-- start of LISTING --

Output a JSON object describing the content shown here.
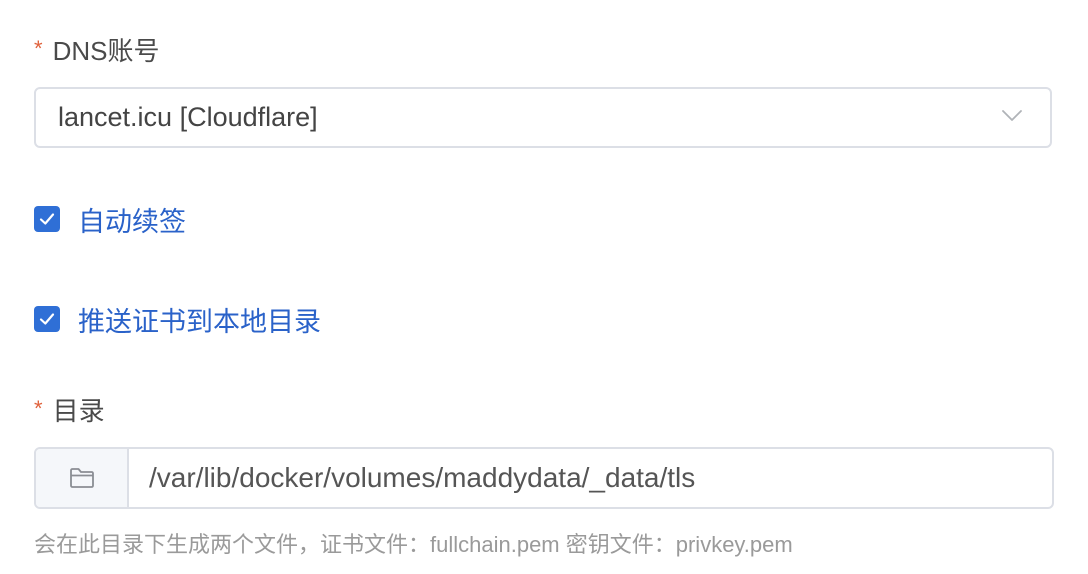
{
  "dns_account": {
    "required_mark": "*",
    "label": "DNS账号",
    "selected_value": "lancet.icu [Cloudflare]"
  },
  "auto_renew": {
    "checked": true,
    "label": "自动续签"
  },
  "push_cert": {
    "checked": true,
    "label": "推送证书到本地目录"
  },
  "directory": {
    "required_mark": "*",
    "label": "目录",
    "value": "/var/lib/docker/volumes/maddydata/_data/tls",
    "hint": "会在此目录下生成两个文件，证书文件：fullchain.pem 密钥文件：privkey.pem"
  },
  "colors": {
    "accent": "#2f6fd6",
    "required": "#e0613b",
    "border": "#dcdfe6"
  },
  "icons": {
    "select_arrow": "chevron-down-icon",
    "checkbox": "checkmark-icon",
    "folder": "folder-icon"
  }
}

-- end of LISTING --

• WORK REQUIRED
What is the number of lines in this material that hold the string "label"? Answer with that number only.

• RESPONSE FOR THIS EXERCISE
4